INSTRUCTIONS TO FOLLOW
Note each line of the listing that contains the string "Shoes", and copy it.

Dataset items
>>>
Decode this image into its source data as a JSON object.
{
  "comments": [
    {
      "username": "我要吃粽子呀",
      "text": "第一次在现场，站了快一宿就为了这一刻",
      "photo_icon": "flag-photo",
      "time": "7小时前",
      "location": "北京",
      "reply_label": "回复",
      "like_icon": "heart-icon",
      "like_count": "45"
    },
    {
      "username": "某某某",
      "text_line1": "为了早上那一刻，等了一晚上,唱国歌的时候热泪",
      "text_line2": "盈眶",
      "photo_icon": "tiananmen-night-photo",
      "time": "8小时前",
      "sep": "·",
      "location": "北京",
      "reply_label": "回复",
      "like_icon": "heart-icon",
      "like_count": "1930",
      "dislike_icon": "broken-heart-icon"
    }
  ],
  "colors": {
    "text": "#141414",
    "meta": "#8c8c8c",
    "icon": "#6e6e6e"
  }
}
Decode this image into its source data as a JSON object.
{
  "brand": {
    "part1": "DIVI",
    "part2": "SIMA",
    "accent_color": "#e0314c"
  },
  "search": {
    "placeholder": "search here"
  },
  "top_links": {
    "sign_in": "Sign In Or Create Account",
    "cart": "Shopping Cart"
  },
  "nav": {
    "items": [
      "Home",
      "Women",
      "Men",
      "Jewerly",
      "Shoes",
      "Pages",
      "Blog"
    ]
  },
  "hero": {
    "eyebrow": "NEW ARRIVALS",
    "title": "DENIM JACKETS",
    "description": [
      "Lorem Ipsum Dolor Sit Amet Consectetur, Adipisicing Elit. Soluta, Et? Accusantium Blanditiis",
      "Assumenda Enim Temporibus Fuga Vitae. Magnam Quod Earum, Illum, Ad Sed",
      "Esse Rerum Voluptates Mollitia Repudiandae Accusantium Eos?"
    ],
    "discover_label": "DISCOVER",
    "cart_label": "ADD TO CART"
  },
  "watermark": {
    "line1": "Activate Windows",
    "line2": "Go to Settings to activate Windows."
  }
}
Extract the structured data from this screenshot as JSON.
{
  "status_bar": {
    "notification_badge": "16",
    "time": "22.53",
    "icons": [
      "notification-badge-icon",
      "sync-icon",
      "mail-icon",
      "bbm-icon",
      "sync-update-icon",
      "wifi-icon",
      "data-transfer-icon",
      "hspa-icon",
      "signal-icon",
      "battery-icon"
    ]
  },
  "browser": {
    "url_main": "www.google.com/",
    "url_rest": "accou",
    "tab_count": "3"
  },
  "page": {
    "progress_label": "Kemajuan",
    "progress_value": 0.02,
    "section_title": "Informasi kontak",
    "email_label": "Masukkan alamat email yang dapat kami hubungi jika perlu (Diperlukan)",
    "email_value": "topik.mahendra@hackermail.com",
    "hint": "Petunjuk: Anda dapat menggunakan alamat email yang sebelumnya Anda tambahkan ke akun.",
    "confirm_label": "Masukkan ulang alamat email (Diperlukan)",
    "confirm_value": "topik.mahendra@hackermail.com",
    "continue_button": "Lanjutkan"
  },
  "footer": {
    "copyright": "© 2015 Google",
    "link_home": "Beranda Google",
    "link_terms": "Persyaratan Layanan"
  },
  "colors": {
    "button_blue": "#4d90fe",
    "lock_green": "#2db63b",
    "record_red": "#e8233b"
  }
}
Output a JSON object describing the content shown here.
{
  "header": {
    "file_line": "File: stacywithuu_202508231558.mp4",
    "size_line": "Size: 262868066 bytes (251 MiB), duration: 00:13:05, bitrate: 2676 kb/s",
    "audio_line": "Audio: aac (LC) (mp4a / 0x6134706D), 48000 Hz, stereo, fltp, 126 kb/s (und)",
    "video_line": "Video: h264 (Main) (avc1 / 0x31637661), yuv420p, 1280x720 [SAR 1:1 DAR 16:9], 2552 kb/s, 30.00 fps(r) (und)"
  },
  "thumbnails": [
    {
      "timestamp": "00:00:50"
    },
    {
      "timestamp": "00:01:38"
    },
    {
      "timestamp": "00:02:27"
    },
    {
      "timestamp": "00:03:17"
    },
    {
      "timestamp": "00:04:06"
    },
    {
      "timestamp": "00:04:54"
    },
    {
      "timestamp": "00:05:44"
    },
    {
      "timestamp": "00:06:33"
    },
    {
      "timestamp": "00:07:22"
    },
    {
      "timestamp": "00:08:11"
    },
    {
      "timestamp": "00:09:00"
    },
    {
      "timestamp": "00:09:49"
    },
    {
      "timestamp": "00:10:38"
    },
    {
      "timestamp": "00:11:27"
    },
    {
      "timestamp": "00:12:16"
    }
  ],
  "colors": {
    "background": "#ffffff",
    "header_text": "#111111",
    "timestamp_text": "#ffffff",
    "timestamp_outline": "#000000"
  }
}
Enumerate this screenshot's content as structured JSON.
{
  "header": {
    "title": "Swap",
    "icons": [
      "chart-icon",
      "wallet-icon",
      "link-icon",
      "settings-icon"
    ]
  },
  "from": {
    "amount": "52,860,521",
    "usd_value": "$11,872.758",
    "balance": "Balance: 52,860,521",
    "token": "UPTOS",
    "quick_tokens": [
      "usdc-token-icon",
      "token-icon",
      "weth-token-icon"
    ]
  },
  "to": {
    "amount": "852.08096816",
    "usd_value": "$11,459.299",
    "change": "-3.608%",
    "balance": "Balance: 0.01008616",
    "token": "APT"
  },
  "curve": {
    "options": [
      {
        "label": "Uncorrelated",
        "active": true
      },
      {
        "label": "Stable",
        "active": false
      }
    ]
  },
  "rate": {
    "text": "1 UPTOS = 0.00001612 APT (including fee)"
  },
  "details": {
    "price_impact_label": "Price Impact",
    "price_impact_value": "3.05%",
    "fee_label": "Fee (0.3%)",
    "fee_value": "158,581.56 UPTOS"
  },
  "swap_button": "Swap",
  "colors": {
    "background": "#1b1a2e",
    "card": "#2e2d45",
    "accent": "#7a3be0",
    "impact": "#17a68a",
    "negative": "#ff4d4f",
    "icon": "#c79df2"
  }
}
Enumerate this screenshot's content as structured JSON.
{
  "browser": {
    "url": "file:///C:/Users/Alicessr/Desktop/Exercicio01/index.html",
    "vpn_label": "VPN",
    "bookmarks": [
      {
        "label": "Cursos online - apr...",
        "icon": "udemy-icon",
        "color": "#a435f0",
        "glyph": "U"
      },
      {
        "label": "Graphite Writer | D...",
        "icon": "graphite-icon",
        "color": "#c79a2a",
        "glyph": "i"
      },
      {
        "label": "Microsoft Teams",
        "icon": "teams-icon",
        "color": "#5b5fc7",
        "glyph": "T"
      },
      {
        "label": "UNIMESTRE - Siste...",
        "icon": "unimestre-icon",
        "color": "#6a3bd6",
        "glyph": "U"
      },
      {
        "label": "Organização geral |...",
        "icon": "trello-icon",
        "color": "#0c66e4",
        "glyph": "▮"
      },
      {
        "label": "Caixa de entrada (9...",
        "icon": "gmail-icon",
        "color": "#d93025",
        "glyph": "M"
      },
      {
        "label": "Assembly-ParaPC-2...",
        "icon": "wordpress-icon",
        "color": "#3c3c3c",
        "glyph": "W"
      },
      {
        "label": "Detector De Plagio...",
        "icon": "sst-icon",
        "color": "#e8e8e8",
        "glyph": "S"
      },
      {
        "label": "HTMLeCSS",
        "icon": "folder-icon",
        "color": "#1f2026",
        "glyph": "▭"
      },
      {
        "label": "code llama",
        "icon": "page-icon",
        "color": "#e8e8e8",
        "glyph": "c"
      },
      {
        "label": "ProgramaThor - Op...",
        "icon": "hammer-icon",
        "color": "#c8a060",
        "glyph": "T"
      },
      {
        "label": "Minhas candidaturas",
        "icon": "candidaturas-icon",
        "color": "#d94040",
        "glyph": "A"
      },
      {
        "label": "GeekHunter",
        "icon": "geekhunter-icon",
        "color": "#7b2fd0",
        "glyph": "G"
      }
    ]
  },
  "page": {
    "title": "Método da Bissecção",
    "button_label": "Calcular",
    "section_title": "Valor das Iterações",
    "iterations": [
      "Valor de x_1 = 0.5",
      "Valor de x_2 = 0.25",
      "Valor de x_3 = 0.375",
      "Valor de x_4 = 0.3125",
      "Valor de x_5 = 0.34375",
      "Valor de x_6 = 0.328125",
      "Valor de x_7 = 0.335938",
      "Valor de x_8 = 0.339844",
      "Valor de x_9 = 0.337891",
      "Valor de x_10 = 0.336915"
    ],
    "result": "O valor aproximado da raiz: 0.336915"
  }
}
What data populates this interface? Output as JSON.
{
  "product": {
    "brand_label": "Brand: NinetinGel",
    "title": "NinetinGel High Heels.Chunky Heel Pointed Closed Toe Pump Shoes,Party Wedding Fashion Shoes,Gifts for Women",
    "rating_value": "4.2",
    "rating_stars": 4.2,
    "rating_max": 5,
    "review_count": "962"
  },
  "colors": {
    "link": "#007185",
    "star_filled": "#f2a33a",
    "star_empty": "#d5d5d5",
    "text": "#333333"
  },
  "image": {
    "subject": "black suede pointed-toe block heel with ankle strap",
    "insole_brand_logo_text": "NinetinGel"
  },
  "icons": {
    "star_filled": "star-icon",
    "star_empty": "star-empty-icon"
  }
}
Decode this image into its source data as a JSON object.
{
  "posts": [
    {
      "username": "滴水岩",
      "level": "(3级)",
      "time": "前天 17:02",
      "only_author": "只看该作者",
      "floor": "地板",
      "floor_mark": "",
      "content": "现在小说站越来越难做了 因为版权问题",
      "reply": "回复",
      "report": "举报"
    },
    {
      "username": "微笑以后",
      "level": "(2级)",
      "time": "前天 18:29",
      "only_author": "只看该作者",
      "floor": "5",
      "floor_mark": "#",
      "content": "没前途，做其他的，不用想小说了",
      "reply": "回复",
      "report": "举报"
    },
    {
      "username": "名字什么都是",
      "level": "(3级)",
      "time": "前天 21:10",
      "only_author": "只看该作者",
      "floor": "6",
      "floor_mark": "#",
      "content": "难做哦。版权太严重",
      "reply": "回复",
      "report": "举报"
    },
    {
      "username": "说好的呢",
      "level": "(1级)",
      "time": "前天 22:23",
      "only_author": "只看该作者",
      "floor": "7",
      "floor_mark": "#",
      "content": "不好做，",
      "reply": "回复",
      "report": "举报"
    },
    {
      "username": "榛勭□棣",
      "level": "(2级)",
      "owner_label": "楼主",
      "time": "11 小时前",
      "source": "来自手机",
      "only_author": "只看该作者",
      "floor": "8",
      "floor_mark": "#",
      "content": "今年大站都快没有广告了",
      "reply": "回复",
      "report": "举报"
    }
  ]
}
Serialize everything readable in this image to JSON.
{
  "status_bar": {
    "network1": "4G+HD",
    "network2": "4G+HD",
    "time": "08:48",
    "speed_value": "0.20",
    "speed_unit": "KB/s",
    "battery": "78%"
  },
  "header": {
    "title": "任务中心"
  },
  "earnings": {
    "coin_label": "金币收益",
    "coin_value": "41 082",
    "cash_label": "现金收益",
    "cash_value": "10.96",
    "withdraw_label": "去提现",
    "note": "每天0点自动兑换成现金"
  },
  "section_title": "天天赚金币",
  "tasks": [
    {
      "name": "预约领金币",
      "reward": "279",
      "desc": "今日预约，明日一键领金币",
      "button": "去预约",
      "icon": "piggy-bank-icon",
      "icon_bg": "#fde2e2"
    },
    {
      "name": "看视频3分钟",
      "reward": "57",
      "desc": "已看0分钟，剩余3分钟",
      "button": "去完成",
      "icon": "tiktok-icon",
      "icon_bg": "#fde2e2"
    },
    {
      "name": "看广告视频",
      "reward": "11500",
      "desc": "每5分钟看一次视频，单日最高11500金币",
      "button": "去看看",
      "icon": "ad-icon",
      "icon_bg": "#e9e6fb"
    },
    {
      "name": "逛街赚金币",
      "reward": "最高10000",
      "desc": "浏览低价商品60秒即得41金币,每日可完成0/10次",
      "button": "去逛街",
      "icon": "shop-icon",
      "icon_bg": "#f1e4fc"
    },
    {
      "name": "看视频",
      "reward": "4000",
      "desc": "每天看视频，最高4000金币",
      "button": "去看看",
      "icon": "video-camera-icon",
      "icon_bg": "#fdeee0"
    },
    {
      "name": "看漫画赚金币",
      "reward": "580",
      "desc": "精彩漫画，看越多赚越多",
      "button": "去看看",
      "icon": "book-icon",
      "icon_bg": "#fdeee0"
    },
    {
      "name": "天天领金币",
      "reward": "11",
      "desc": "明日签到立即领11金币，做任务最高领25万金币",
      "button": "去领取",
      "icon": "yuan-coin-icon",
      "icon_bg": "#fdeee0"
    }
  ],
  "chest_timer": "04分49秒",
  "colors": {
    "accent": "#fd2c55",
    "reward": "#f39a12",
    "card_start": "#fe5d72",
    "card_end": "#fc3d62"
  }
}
<<<
REPLY
      "Shoes",
    "title": "NinetinGel High Heels.Chunky Heel Pointed Closed Toe Pump Shoes,Party Wedding Fashion Shoes,Gifts for Women",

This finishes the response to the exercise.